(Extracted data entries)
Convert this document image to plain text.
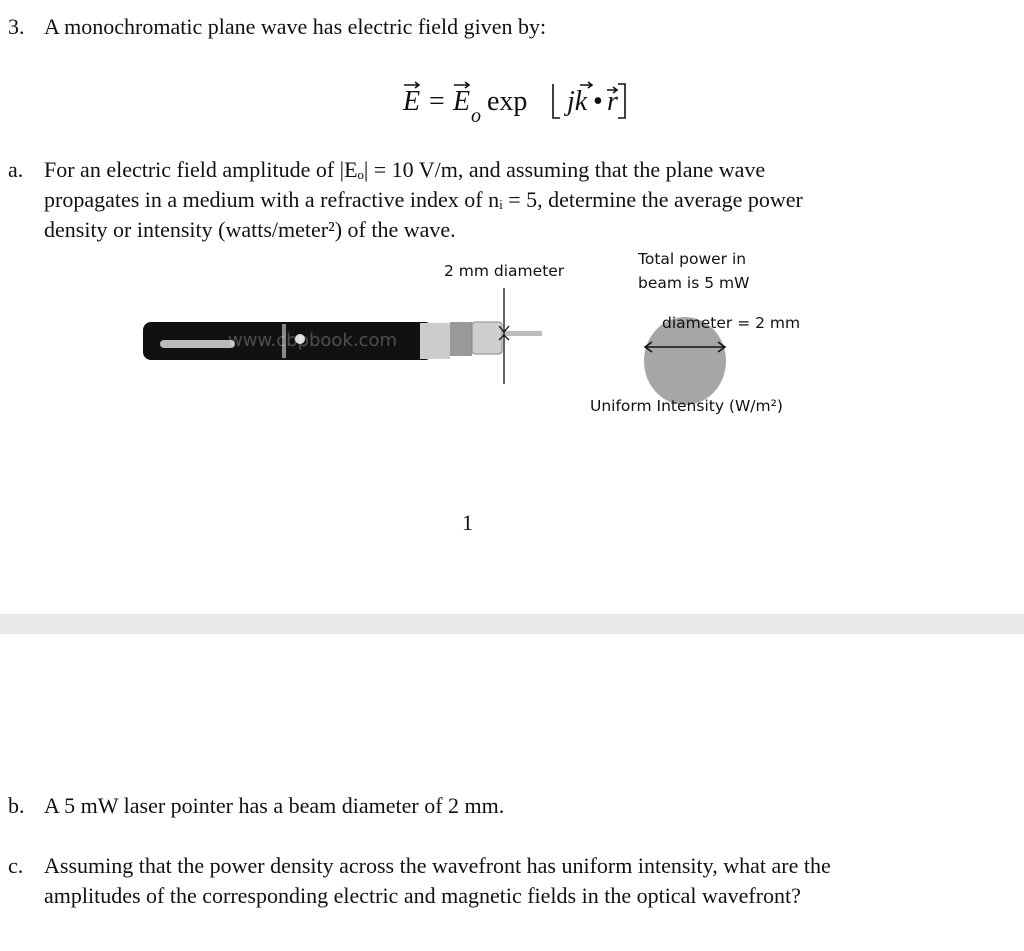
3. A monochromatic plane wave has electric field given by:
E = E o exp jk • r
a. For an electric field amplitude of |Eₒ| = 10 V/m, and assuming that the plane wave
propagates in a medium with a refractive index of nᵢ = 5, determine the average power
density or intensity (watts/meter²) of the wave.
2 mm diameter
Total power in
beam is 5 mW
www.cbpbook.com
diameter = 2 mm
Uniform Intensity (W/m²)
1
b. A 5 mW laser pointer has a beam diameter of 2 mm.
c. Assuming that the power density across the wavefront has uniform intensity, what are the
amplitudes of the corresponding electric and magnetic fields in the optical wavefront?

- Given problem
Strip the images and reproduce the remaining records precisely.

- Task response
Convert this document image to plain text.
3. A monochromatic plane wave has electric field given by:
E = E o exp jk • r
a. For an electric field amplitude of |Eₒ| = 10 V/m, and assuming that the plane wave
propagates in a medium with a refractive index of nᵢ = 5, determine the average power
density or intensity (watts/meter²) of the wave.
2 mm diameter
Total power in
beam is 5 mW
www.cbpbook.com
diameter = 2 mm
Uniform Intensity (W/m²)
1
b. A 5 mW laser pointer has a beam diameter of 2 mm.
c. Assuming that the power density across the wavefront has uniform intensity, what are the
amplitudes of the corresponding electric and magnetic fields in the optical wavefront?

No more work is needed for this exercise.